* **What is being asked**: Identify, in the records below, every line where the string "Costs" appears, and copy each such line.

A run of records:
· · · · · · ·

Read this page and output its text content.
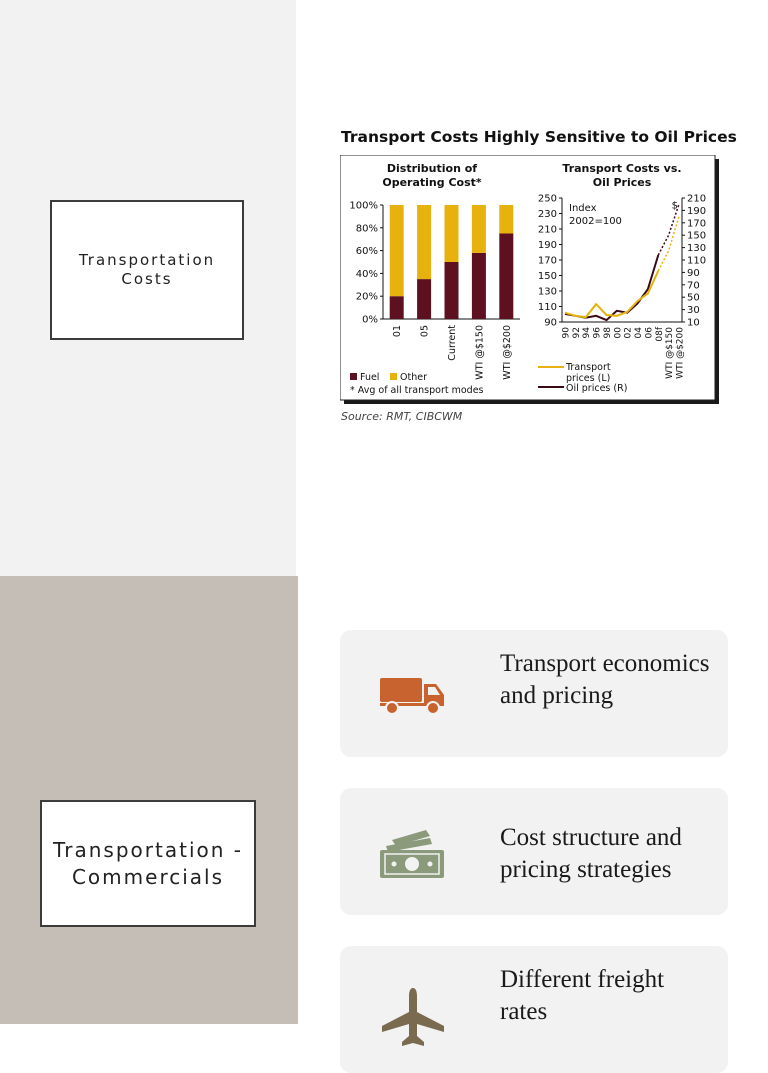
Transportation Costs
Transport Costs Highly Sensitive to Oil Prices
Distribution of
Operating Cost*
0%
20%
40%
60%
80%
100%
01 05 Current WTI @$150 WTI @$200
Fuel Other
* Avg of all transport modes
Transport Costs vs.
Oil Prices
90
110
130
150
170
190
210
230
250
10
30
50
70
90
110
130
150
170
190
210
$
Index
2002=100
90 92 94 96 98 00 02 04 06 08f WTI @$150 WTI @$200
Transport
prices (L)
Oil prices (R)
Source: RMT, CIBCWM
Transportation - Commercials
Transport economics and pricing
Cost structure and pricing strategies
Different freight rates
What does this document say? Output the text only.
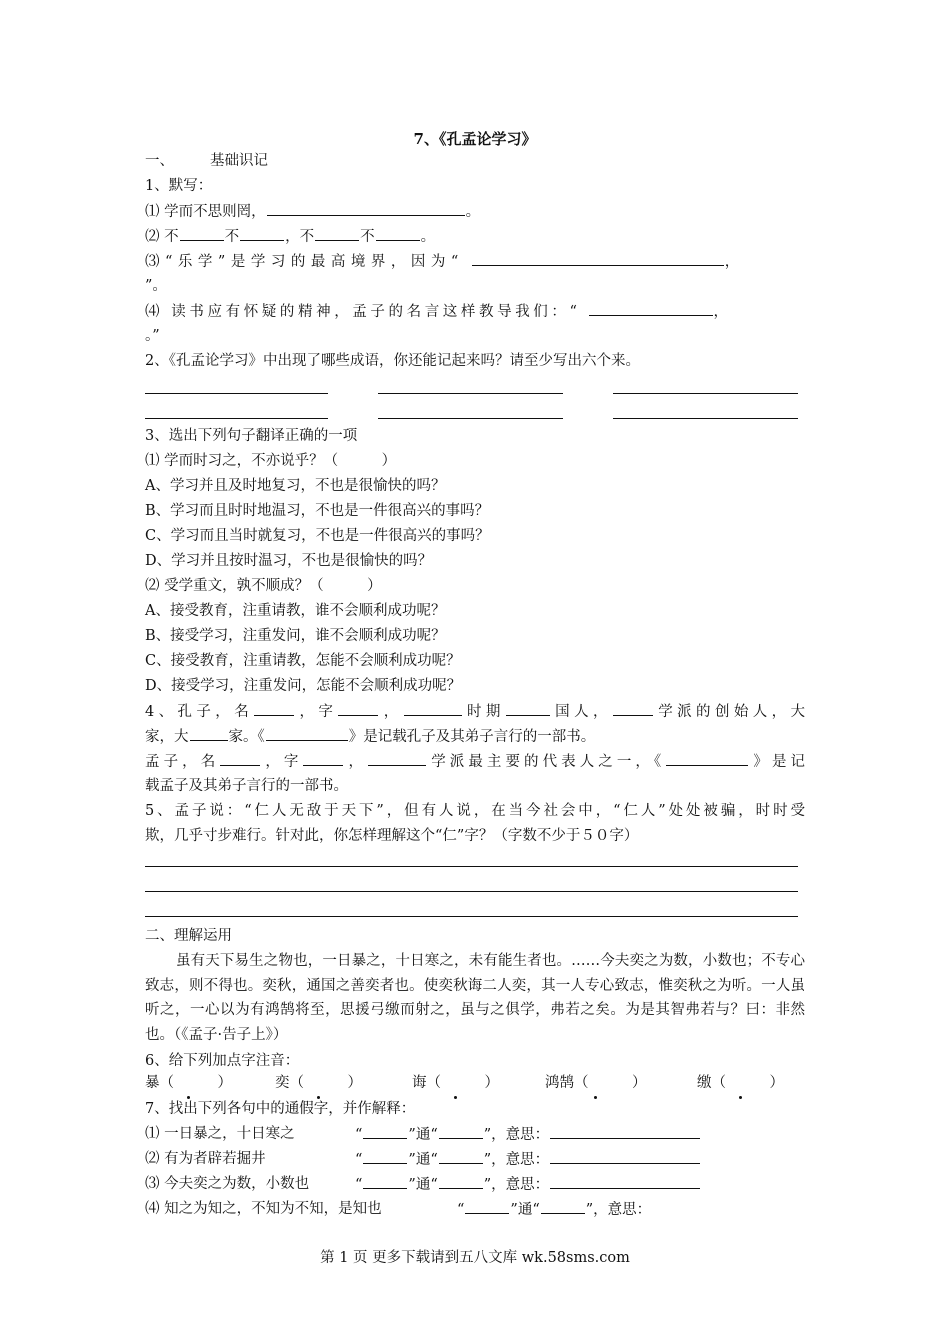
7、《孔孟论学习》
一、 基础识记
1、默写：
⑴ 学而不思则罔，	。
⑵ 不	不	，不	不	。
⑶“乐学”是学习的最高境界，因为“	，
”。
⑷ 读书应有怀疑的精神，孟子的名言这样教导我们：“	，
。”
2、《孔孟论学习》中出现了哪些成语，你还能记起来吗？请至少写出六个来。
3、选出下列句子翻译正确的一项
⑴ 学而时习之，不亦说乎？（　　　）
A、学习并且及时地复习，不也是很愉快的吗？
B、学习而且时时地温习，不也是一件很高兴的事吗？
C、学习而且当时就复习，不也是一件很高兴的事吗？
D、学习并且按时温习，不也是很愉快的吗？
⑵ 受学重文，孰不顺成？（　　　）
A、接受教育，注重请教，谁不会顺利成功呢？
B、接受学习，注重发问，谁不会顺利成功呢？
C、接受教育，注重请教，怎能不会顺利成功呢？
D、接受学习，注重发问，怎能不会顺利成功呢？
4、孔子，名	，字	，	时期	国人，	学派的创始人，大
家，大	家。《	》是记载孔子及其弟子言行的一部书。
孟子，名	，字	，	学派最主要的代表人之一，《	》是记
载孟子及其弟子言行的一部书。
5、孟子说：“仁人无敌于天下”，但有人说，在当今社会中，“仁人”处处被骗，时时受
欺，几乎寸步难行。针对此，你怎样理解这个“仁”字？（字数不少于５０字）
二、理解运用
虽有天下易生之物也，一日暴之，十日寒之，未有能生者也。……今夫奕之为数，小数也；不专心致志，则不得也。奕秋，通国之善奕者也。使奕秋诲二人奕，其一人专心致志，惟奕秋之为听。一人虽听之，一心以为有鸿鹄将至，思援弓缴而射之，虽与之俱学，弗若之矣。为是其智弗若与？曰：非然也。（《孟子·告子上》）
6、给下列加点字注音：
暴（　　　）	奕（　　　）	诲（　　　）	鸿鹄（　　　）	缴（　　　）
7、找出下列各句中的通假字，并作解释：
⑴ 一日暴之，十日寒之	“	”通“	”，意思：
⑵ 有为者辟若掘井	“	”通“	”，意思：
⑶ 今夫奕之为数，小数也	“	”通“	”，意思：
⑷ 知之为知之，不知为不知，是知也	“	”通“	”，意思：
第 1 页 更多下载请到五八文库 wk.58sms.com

· · · · · · ·

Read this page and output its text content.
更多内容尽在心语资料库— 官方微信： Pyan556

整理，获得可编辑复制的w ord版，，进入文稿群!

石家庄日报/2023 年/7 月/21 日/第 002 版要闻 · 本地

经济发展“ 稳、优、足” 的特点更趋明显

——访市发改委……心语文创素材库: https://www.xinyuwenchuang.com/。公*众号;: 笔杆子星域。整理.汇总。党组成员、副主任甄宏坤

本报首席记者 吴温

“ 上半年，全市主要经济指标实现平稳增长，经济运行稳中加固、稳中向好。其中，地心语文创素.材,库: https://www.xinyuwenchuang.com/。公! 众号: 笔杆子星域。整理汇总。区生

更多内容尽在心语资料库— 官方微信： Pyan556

· · · · · · ·

* **The completed task**:
Transportation Costs
Transport Costs Highly Sensitive to Oil Prices
Transport Costs vs.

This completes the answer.